What to produce: State only the number of lines that include "JSON".

(Stored data entries)

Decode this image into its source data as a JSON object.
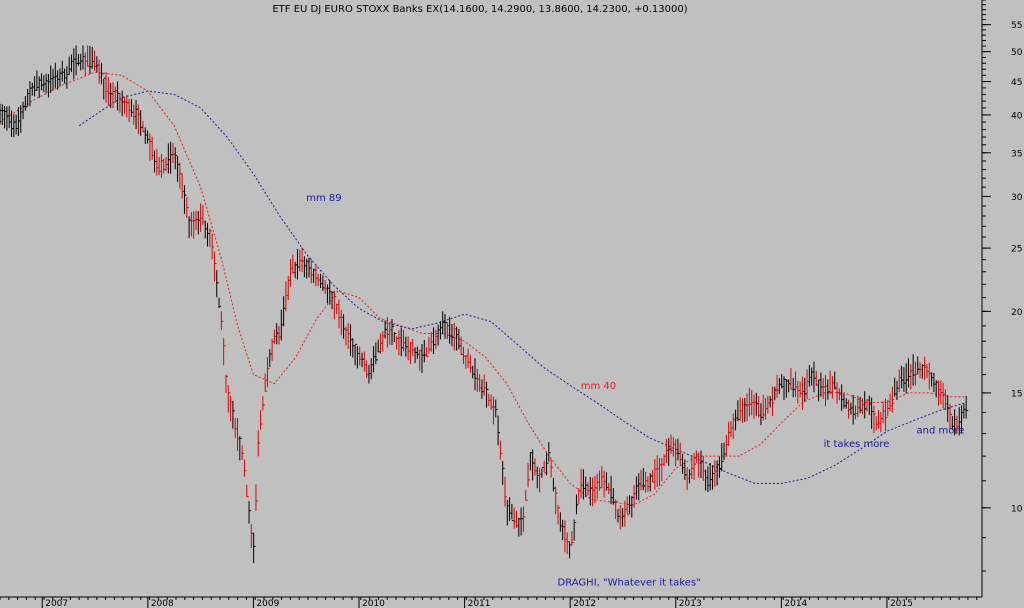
{
  "chart_data": {
    "type": "candlestick",
    "title": "ETF EU DJ EURO STOXX Banks EX(14.1600, 14.2900, 13.8600, 14.2300, +0.13000)",
    "xlabel": "",
    "ylabel": "",
    "y_scale": "log",
    "ylim": [
      7.3,
      60
    ],
    "xlim": [
      2006.6,
      2015.9
    ],
    "grid": false,
    "y_ticks": [
      10,
      15,
      20,
      25,
      30,
      35,
      40,
      45,
      50,
      55
    ],
    "x_ticks": [
      {
        "x": 2007,
        "label": "2007"
      },
      {
        "x": 2008,
        "label": "2008"
      },
      {
        "x": 2009,
        "label": "2009"
      },
      {
        "x": 2010,
        "label": "2010"
      },
      {
        "x": 2011,
        "label": "2011"
      },
      {
        "x": 2012,
        "label": "2012"
      },
      {
        "x": 2013,
        "label": "2013"
      },
      {
        "x": 2014,
        "label": "2014"
      },
      {
        "x": 2015,
        "label": "2015"
      }
    ],
    "price": {
      "x": [
        2006.6,
        2006.75,
        2006.9,
        2007.05,
        2007.2,
        2007.35,
        2007.5,
        2007.6,
        2007.75,
        2007.9,
        2008.0,
        2008.1,
        2008.25,
        2008.4,
        2008.5,
        2008.6,
        2008.7,
        2008.75,
        2008.8,
        2008.9,
        2009.0,
        2009.05,
        2009.1,
        2009.18,
        2009.25,
        2009.35,
        2009.45,
        2009.55,
        2009.65,
        2009.75,
        2009.85,
        2010.0,
        2010.1,
        2010.2,
        2010.3,
        2010.35,
        2010.5,
        2010.6,
        2010.8,
        2010.9,
        2011.0,
        2011.1,
        2011.2,
        2011.3,
        2011.4,
        2011.5,
        2011.55,
        2011.62,
        2011.7,
        2011.8,
        2011.9,
        2012.0,
        2012.1,
        2012.2,
        2012.3,
        2012.4,
        2012.47,
        2012.55,
        2012.65,
        2012.75,
        2012.85,
        2012.95,
        2013.05,
        2013.1,
        2013.2,
        2013.3,
        2013.4,
        2013.5,
        2013.6,
        2013.7,
        2013.8,
        2013.9,
        2014.0,
        2014.1,
        2014.2,
        2014.3,
        2014.4,
        2014.5,
        2014.6,
        2014.7,
        2014.8,
        2014.9,
        2015.0,
        2015.1,
        2015.2,
        2015.3,
        2015.4,
        2015.45,
        2015.55,
        2015.62,
        2015.68,
        2015.75
      ],
      "y": [
        41,
        38,
        44,
        45,
        46,
        49,
        48,
        44,
        42,
        40,
        37,
        33,
        35,
        27,
        28,
        26,
        19,
        15,
        14,
        12,
        8.5,
        13,
        15,
        18,
        18.5,
        23,
        24,
        23,
        22,
        21,
        19,
        17,
        16,
        18,
        19,
        18,
        17.5,
        17,
        19,
        18.5,
        17,
        16,
        15,
        14,
        10,
        9.5,
        9.5,
        12,
        11,
        12,
        9.5,
        8.6,
        11,
        10.5,
        11,
        10.5,
        9.5,
        10,
        10.8,
        11,
        11.5,
        12.5,
        12,
        11,
        12,
        11,
        11.5,
        13,
        14,
        14.5,
        14,
        14.5,
        15.5,
        15.5,
        15,
        16,
        15,
        15.5,
        14.5,
        14,
        14.5,
        13.5,
        14,
        15.5,
        16,
        16.5,
        16,
        15.5,
        14.5,
        13.5,
        13.5,
        14.2
      ],
      "x_red": [
        2007.4,
        2007.55,
        2007.7,
        2007.85,
        2008.0,
        2008.15,
        2008.3,
        2008.45,
        2008.55,
        2008.6,
        2008.7,
        2008.75,
        2008.8,
        2008.95,
        2009.05,
        2009.2,
        2009.4,
        2009.55,
        2009.7,
        2009.85,
        2010.0,
        2010.1,
        2010.3,
        2010.4,
        2010.55,
        2010.7,
        2010.85,
        2011.0,
        2011.15,
        2011.3,
        2011.45,
        2011.5,
        2011.55,
        2011.62,
        2011.72,
        2011.82,
        2011.95,
        2012.05,
        2012.15,
        2012.25,
        2012.35,
        2012.45,
        2012.55,
        2012.65,
        2012.75,
        2012.85,
        2012.95,
        2013.05,
        2013.15,
        2013.25,
        2013.35,
        2013.45,
        2013.6,
        2013.75,
        2013.9,
        2014.05,
        2014.2,
        2014.35,
        2014.5,
        2014.65,
        2014.8,
        2014.95,
        2015.1,
        2015.25,
        2015.4,
        2015.55,
        2015.7
      ],
      "y_red": [
        50,
        47,
        44,
        43,
        40,
        36,
        32,
        30,
        29,
        27,
        22,
        15,
        14,
        13,
        9,
        14,
        16,
        19,
        23,
        22,
        20,
        18,
        20,
        19,
        18,
        17,
        18,
        17.5,
        16.8,
        16,
        14,
        12,
        10.5,
        12,
        11,
        12,
        10,
        9,
        11,
        10,
        11,
        10.5,
        9.3,
        10.5,
        11,
        11.5,
        12,
        11.5,
        11.5,
        11.5,
        12.5,
        13,
        13.5,
        14,
        15,
        14.5,
        15.5,
        15.5,
        15,
        14,
        15,
        14,
        14.5,
        15.5,
        16,
        15,
        13.5
      ]
    },
    "series": [
      {
        "name": "mm 89",
        "x": [
          2007.35,
          2007.55,
          2007.75,
          2008.0,
          2008.25,
          2008.5,
          2008.75,
          2009.0,
          2009.25,
          2009.5,
          2009.75,
          2010.0,
          2010.25,
          2010.5,
          2010.75,
          2011.0,
          2011.25,
          2011.5,
          2011.75,
          2012.0,
          2012.25,
          2012.5,
          2012.75,
          2013.0,
          2013.25,
          2013.5,
          2013.75,
          2014.0,
          2014.25,
          2014.5,
          2014.75,
          2015.0,
          2015.25,
          2015.5,
          2015.75
        ],
        "y": [
          38.5,
          40.5,
          42.5,
          43.5,
          43,
          41,
          37,
          32.5,
          28,
          24.5,
          22,
          20.2,
          19.2,
          18.8,
          19.2,
          19.8,
          19.3,
          17.8,
          16.4,
          15.4,
          14.5,
          13.6,
          12.8,
          12.3,
          11.8,
          11.3,
          10.9,
          10.9,
          11.1,
          11.6,
          12.3,
          13.1,
          13.6,
          14.1,
          14.5
        ],
        "color": "#1a1a9a"
      },
      {
        "name": "mm 40",
        "x": [
          2006.6,
          2006.9,
          2007.2,
          2007.5,
          2007.75,
          2008.0,
          2008.25,
          2008.5,
          2008.7,
          2008.85,
          2009.0,
          2009.2,
          2009.4,
          2009.6,
          2009.8,
          2010.0,
          2010.2,
          2010.4,
          2010.6,
          2010.8,
          2011.0,
          2011.2,
          2011.4,
          2011.6,
          2011.8,
          2012.0,
          2012.2,
          2012.4,
          2012.6,
          2012.8,
          2013.0,
          2013.2,
          2013.4,
          2013.6,
          2013.8,
          2014.0,
          2014.2,
          2014.4,
          2014.6,
          2014.8,
          2015.0,
          2015.2,
          2015.4,
          2015.6,
          2015.75
        ],
        "y": [
          39,
          42,
          44.5,
          46.5,
          46,
          43.5,
          38.5,
          31,
          24,
          19,
          16,
          15.5,
          17,
          19.5,
          21.5,
          21,
          19.5,
          19,
          18.5,
          18.5,
          18,
          17,
          15.5,
          13.5,
          12,
          10.9,
          10.3,
          10.2,
          10.1,
          10.5,
          11.5,
          12,
          12,
          12,
          12.5,
          13.5,
          14.5,
          15,
          15,
          14.5,
          14.5,
          15,
          15,
          14.8,
          14.8
        ],
        "color": "#e11f1f"
      }
    ],
    "annotations": [
      {
        "text": "mm 89",
        "x": 2009.5,
        "y": 29.5,
        "color": "#1a1a9a"
      },
      {
        "text": "mm 40",
        "x": 2012.1,
        "y": 15.2,
        "color": "#e11f1f"
      },
      {
        "text": "DRAGHI, \"Whatever it takes\"",
        "x": 2011.88,
        "y": 7.6,
        "color": "#1a1a9a"
      },
      {
        "text": "it takes more",
        "x": 2014.4,
        "y": 12.4,
        "color": "#1a1a9a"
      },
      {
        "text": "and more",
        "x": 2015.28,
        "y": 13.0,
        "color": "#1a1a9a"
      }
    ]
  }
}
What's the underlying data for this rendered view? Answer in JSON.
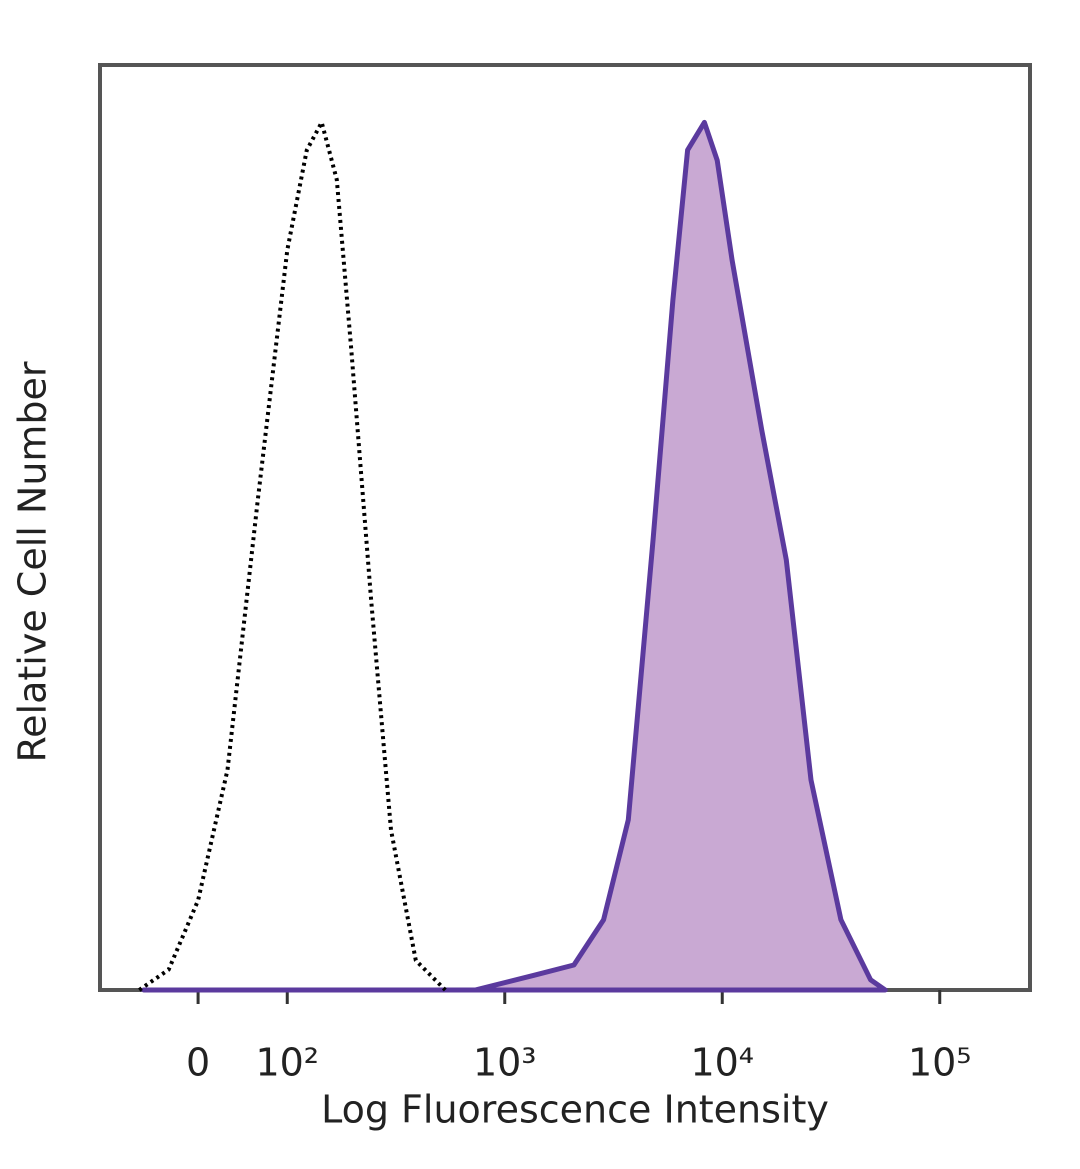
{
  "chart_data": {
    "type": "line",
    "xlabel": "Log Fluorescence Intensity",
    "ylabel": "Relative Cell Number",
    "xscale": "biexponential",
    "xlim": [
      -110,
      260000
    ],
    "ylim": [
      0,
      100
    ],
    "xticks": [
      0,
      {
        "value": 100,
        "label": "10²"
      },
      {
        "value": 1000,
        "label": "10³"
      },
      {
        "value": 10000,
        "label": "10⁴"
      },
      {
        "value": 100000,
        "label": "10⁵"
      }
    ],
    "series": [
      {
        "color": "#000000",
        "style": "dotted",
        "x": [
          -66,
          -33,
          0,
          33,
          67,
          100,
          123,
          144,
          169,
          197,
          243,
          300,
          390,
          533
        ],
        "values": [
          0,
          2.2,
          9.7,
          23.8,
          53,
          80,
          90.8,
          93.8,
          87.6,
          69.2,
          42.2,
          17.3,
          3.2,
          0
        ]
      },
      {
        "color": "#5b3a9e",
        "fill": "#c9a9d3",
        "style": "solid",
        "x": [
          -61,
          731,
          1369,
          2080,
          2848,
          3700,
          4806,
          5930,
          6930,
          8280,
          9480,
          11100,
          15200,
          19700,
          25600,
          35100,
          48100,
          56200
        ],
        "values": [
          0,
          0,
          1.6,
          2.7,
          7.6,
          18.4,
          48.6,
          74.6,
          90.8,
          93.8,
          89.7,
          78.9,
          60.5,
          46.5,
          22.7,
          7.6,
          1.1,
          0
        ]
      }
    ]
  }
}
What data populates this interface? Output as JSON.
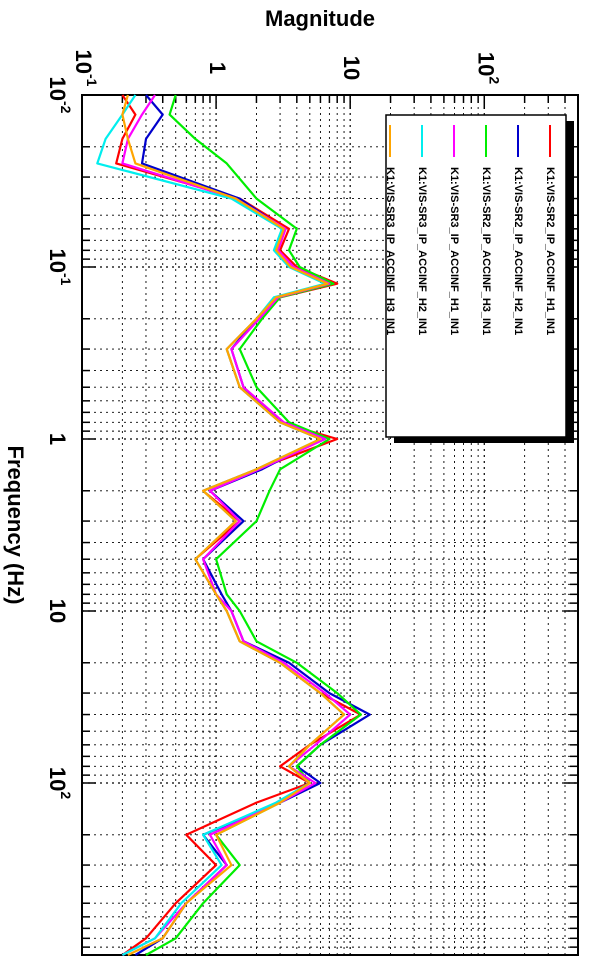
{
  "chart_data": {
    "type": "line",
    "xlabel": "Frequency (Hz)",
    "ylabel": "Magnitude",
    "x_scale": "log",
    "y_scale": "log",
    "xlim": [
      0.01,
      1000
    ],
    "ylim": [
      0.1,
      500
    ],
    "grid": true,
    "orientation": "rotated 90 degrees clockwise",
    "legend_position": "top-right",
    "x_ticks": [
      {
        "value": 0.01,
        "base": "10",
        "exp": "-2"
      },
      {
        "value": 0.1,
        "base": "10",
        "exp": "-1"
      },
      {
        "value": 1,
        "base": "1",
        "exp": ""
      },
      {
        "value": 10,
        "base": "10",
        "exp": ""
      },
      {
        "value": 100,
        "base": "10",
        "exp": "2"
      }
    ],
    "y_ticks": [
      {
        "value": 0.1,
        "base": "10",
        "exp": "-1"
      },
      {
        "value": 1,
        "base": "1",
        "exp": ""
      },
      {
        "value": 10,
        "base": "10",
        "exp": ""
      },
      {
        "value": 100,
        "base": "10",
        "exp": "2"
      }
    ],
    "series": [
      {
        "name": "K1:VIS-SR2_IP_ACCINF_H1_IN1",
        "color": "#ff0000",
        "x": [
          0.01,
          0.013,
          0.018,
          0.025,
          0.04,
          0.06,
          0.08,
          0.1,
          0.125,
          0.15,
          0.2,
          0.3,
          0.5,
          0.8,
          1.0,
          1.5,
          2,
          3,
          5,
          8,
          10,
          15,
          20,
          30,
          40,
          60,
          80,
          100,
          130,
          200,
          300,
          500,
          800,
          1000
        ],
        "y": [
          0.2,
          0.25,
          0.2,
          0.18,
          1.5,
          3.5,
          3.0,
          4.0,
          8.0,
          3.0,
          2.0,
          1.2,
          1.5,
          3.0,
          8.0,
          2.0,
          0.8,
          1.5,
          0.7,
          1.0,
          1.2,
          1.5,
          3.0,
          6.0,
          12.0,
          5.0,
          3.0,
          5.0,
          2.0,
          0.6,
          1.0,
          0.5,
          0.3,
          0.2
        ]
      },
      {
        "name": "K1:VIS-SR2_IP_ACCINF_H2_IN1",
        "color": "#0000cc",
        "x": [
          0.01,
          0.013,
          0.018,
          0.025,
          0.04,
          0.06,
          0.08,
          0.1,
          0.125,
          0.15,
          0.2,
          0.3,
          0.5,
          0.8,
          1.0,
          1.5,
          2,
          3,
          5,
          8,
          10,
          15,
          20,
          30,
          40,
          60,
          80,
          100,
          130,
          200,
          300,
          500,
          800,
          1000
        ],
        "y": [
          0.3,
          0.4,
          0.3,
          0.28,
          1.5,
          3.2,
          2.8,
          3.6,
          7.0,
          2.8,
          2.0,
          1.3,
          1.6,
          3.0,
          6.0,
          2.2,
          0.9,
          1.6,
          0.8,
          1.1,
          1.3,
          1.6,
          3.5,
          7.0,
          14.0,
          6.0,
          4.0,
          6.0,
          3.0,
          0.8,
          1.2,
          0.6,
          0.4,
          0.25
        ]
      },
      {
        "name": "K1:VIS-SR2_IP_ACCINF_H3_IN1",
        "color": "#00ee00",
        "x": [
          0.01,
          0.013,
          0.018,
          0.025,
          0.04,
          0.06,
          0.08,
          0.1,
          0.125,
          0.15,
          0.2,
          0.3,
          0.5,
          0.8,
          1.0,
          1.5,
          2,
          3,
          5,
          8,
          10,
          15,
          20,
          30,
          40,
          60,
          80,
          100,
          130,
          200,
          300,
          500,
          800,
          1000
        ],
        "y": [
          0.5,
          0.45,
          0.7,
          1.2,
          2.0,
          4.0,
          3.5,
          4.2,
          7.5,
          3.0,
          2.2,
          1.5,
          2.0,
          3.5,
          7.0,
          3.0,
          2.5,
          2.0,
          1.0,
          1.2,
          1.5,
          2.0,
          4.0,
          8.0,
          12.0,
          6.0,
          4.0,
          5.0,
          3.0,
          1.0,
          1.5,
          0.8,
          0.5,
          0.3
        ]
      },
      {
        "name": "K1:VIS-SR3_IP_ACCINF_H1_IN1",
        "color": "#ff00ff",
        "x": [
          0.01,
          0.013,
          0.018,
          0.025,
          0.04,
          0.06,
          0.08,
          0.1,
          0.125,
          0.15,
          0.2,
          0.3,
          0.5,
          0.8,
          1.0,
          1.5,
          2,
          3,
          5,
          8,
          10,
          15,
          20,
          30,
          40,
          60,
          80,
          100,
          130,
          200,
          300,
          500,
          800,
          1000
        ],
        "y": [
          0.35,
          0.28,
          0.22,
          0.2,
          1.4,
          3.3,
          2.9,
          3.8,
          7.0,
          2.9,
          2.1,
          1.3,
          1.6,
          3.2,
          6.5,
          2.1,
          0.9,
          1.5,
          0.8,
          1.0,
          1.3,
          1.6,
          3.2,
          6.5,
          10.0,
          5.5,
          3.5,
          5.5,
          3.0,
          0.9,
          1.2,
          0.6,
          0.35,
          0.2
        ]
      },
      {
        "name": "K1:VIS-SR3_IP_ACCINF_H2_IN1",
        "color": "#00eeee",
        "x": [
          0.01,
          0.013,
          0.018,
          0.025,
          0.04,
          0.06,
          0.08,
          0.1,
          0.125,
          0.15,
          0.2,
          0.3,
          0.5,
          0.8,
          1.0,
          1.5,
          2,
          3,
          5,
          8,
          10,
          15,
          20,
          30,
          40,
          60,
          80,
          100,
          130,
          200,
          300,
          500,
          800,
          1000
        ],
        "y": [
          0.25,
          0.2,
          0.15,
          0.13,
          1.3,
          3.1,
          2.7,
          3.5,
          6.5,
          2.7,
          2.0,
          1.2,
          1.5,
          3.0,
          6.0,
          2.0,
          0.8,
          1.4,
          0.7,
          1.0,
          1.2,
          1.5,
          3.0,
          6.0,
          9.0,
          5.0,
          3.5,
          5.0,
          2.8,
          0.8,
          1.1,
          0.55,
          0.35,
          0.2
        ]
      },
      {
        "name": "K1:VIS-SR3_IP_ACCINF_H3_IN1",
        "color": "#ffa500",
        "x": [
          0.01,
          0.013,
          0.018,
          0.025,
          0.04,
          0.06,
          0.08,
          0.1,
          0.125,
          0.15,
          0.2,
          0.3,
          0.5,
          0.8,
          1.0,
          1.5,
          2,
          3,
          5,
          8,
          10,
          15,
          20,
          30,
          40,
          60,
          80,
          100,
          130,
          200,
          300,
          500,
          800,
          1000
        ],
        "y": [
          0.22,
          0.2,
          0.22,
          0.25,
          1.4,
          3.2,
          2.8,
          3.6,
          6.8,
          2.8,
          2.0,
          1.2,
          1.5,
          3.0,
          6.0,
          2.0,
          0.8,
          1.4,
          0.7,
          1.0,
          1.2,
          1.5,
          3.0,
          6.0,
          9.0,
          5.0,
          3.5,
          5.0,
          3.0,
          1.0,
          1.3,
          0.6,
          0.4,
          0.22
        ]
      }
    ]
  }
}
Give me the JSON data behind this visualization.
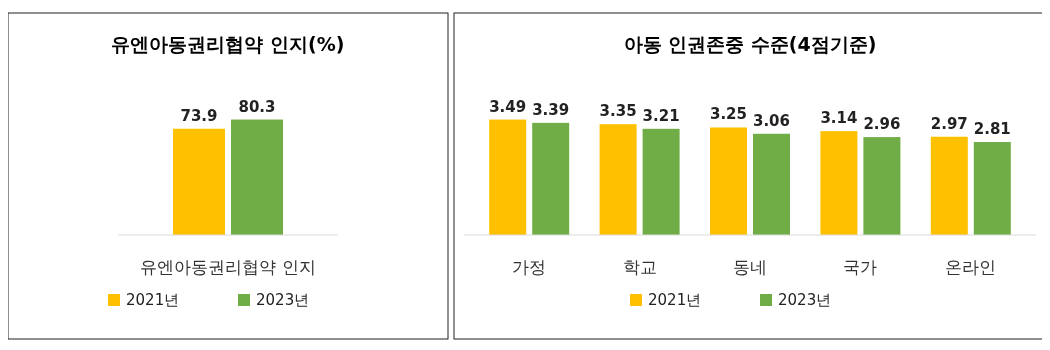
{
  "chart_data": [
    {
      "type": "bar",
      "title": "유엔아동권리협약 인지(%)",
      "categories": [
        "유엔아동권리협약 인지"
      ],
      "series": [
        {
          "name": "2021년",
          "color": "#ffc000",
          "values": [
            73.9
          ]
        },
        {
          "name": "2023년",
          "color": "#70ad47",
          "values": [
            80.3
          ]
        }
      ],
      "data_labels": true,
      "legend": "bottom"
    },
    {
      "type": "bar",
      "title": "아동 인권존중 수준(4점기준)",
      "categories": [
        "가정",
        "학교",
        "동네",
        "국가",
        "온라인"
      ],
      "series": [
        {
          "name": "2021년",
          "color": "#ffc000",
          "values": [
            3.49,
            3.35,
            3.25,
            3.14,
            2.97
          ]
        },
        {
          "name": "2023년",
          "color": "#70ad47",
          "values": [
            3.39,
            3.21,
            3.06,
            2.96,
            2.81
          ]
        }
      ],
      "data_labels": true,
      "legend": "bottom"
    }
  ]
}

Exercise answer: 4